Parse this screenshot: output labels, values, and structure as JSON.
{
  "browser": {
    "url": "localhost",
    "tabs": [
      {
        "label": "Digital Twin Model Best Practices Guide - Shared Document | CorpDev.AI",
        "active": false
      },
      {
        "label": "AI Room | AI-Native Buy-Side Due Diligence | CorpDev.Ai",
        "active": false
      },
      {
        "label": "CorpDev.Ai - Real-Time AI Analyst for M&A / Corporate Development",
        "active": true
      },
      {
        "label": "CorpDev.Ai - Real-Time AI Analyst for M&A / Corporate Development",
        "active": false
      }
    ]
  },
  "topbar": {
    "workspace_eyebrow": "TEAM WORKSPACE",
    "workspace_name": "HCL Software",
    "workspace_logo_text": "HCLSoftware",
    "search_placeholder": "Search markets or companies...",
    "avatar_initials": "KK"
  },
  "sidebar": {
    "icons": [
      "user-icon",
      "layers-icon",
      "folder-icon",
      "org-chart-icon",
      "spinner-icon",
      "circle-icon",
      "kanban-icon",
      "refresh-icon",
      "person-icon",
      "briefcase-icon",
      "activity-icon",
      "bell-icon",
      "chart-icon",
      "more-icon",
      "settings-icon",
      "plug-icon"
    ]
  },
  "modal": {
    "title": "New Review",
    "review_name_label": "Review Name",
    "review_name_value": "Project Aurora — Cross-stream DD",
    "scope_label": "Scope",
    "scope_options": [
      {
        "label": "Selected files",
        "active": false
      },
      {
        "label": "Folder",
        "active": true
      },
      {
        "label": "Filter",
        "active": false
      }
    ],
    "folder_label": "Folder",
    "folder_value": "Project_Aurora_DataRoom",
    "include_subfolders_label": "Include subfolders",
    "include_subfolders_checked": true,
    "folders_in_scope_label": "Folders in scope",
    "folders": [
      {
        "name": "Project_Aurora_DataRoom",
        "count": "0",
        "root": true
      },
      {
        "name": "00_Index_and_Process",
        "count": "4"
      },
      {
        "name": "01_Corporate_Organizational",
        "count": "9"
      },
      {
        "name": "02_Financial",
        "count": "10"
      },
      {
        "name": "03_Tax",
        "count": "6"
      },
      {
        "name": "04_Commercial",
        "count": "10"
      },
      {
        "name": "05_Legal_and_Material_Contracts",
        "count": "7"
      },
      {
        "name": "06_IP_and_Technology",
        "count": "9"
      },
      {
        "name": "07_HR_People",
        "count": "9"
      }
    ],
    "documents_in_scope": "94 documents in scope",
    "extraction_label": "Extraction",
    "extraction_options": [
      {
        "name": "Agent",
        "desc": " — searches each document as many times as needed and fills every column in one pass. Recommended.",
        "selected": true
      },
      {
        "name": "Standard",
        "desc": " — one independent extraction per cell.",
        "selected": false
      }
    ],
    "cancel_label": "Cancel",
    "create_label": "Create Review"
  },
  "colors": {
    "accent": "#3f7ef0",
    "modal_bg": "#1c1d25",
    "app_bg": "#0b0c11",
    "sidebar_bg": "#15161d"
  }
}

### WHAT THIS TASK INVOLVES
Gather each line from the listing above that holds "true".

### CORRECT OUTPUT
        "active": true
        "active": true
    "include_subfolders_checked": true,
        "root": true
        "selected": true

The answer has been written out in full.